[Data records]
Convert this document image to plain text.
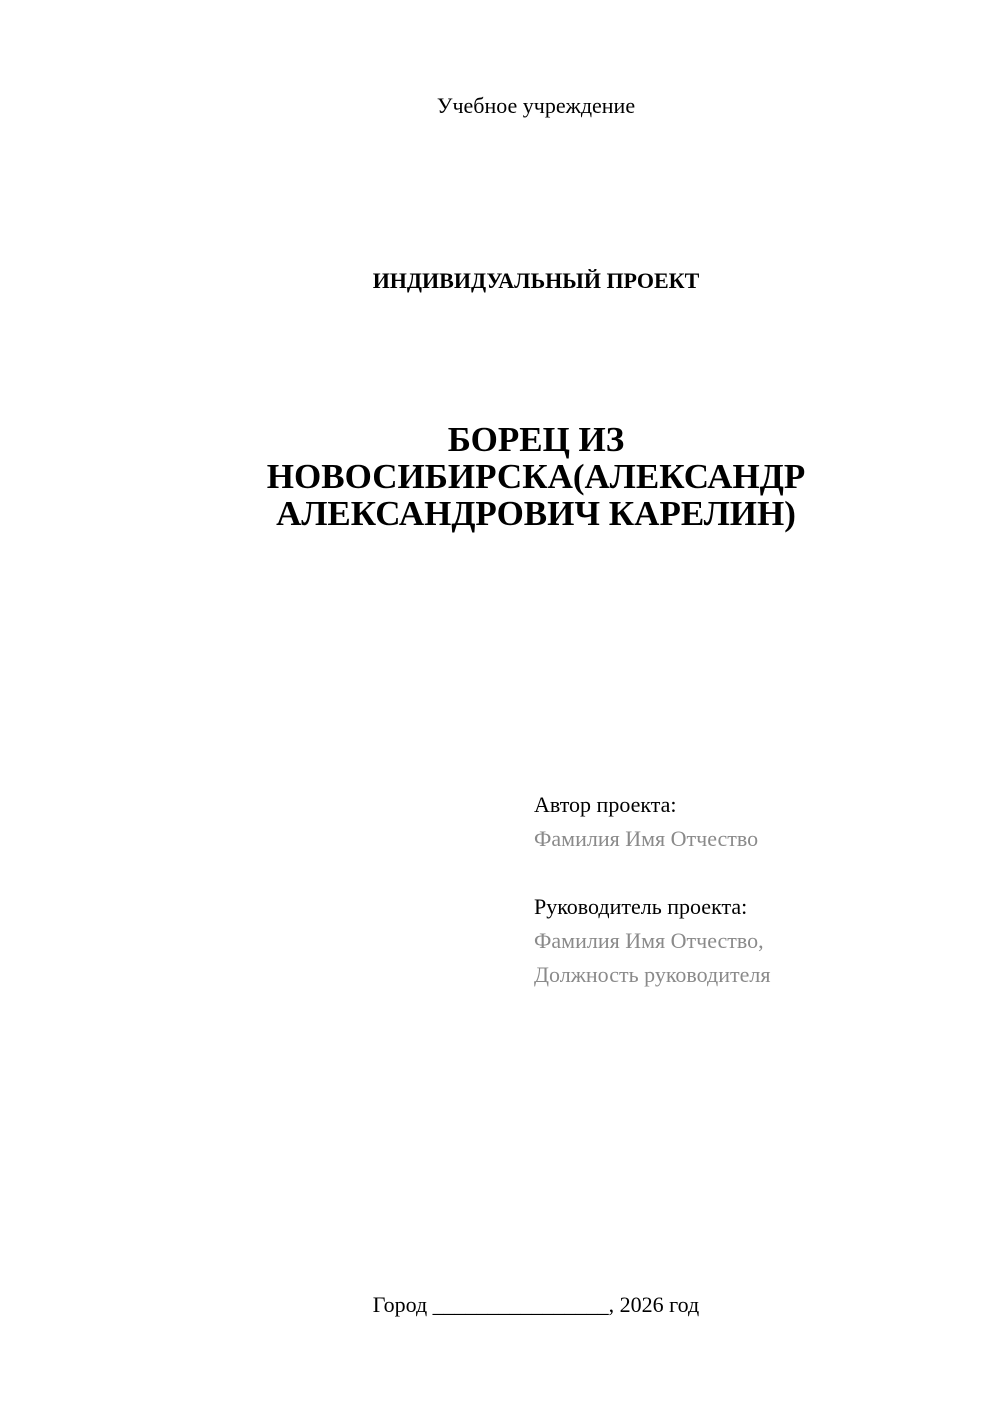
Учебное учреждение
ИНДИВИДУАЛЬНЫЙ ПРОЕКТ
БОРЕЦ ИЗ
НОВОСИБИРСКА(АЛЕКСАНДР
АЛЕКСАНДРОВИЧ КАРЕЛИН)
Автор проекта:
Фамилия Имя Отчество
Руководитель проекта:
Фамилия Имя Отчество,
Должность руководителя
Город ________________, 2026 год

▸ Problem statement:
Gather all lines where the word "Фамилия" appears.

▸ Solution below:
Фамилия Имя Отчество
Фамилия Имя Отчество,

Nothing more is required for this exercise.